(Dataset records on visual material)
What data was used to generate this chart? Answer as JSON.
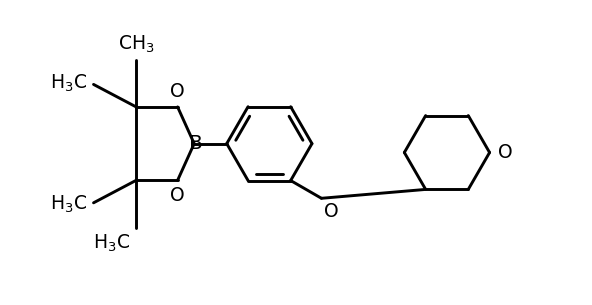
{
  "background_color": "#ffffff",
  "line_color": "#000000",
  "line_width": 2.1,
  "font_size": 13.5,
  "figsize": [
    5.92,
    3.05
  ],
  "dpi": 100,
  "xlim": [
    0,
    10
  ],
  "ylim": [
    0,
    5.1
  ]
}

■ Short exercise: Pictures in the records should not appear in your copy, but everything else must be transcribed exactly.

■ Exercise answer:
What data was used to generate this chart? Answer as JSON.
{
  "background_color": "#ffffff",
  "line_color": "#000000",
  "line_width": 2.1,
  "font_size": 13.5,
  "figsize": [
    5.92,
    3.05
  ],
  "dpi": 100,
  "xlim": [
    0,
    10
  ],
  "ylim": [
    0,
    5.1
  ]
}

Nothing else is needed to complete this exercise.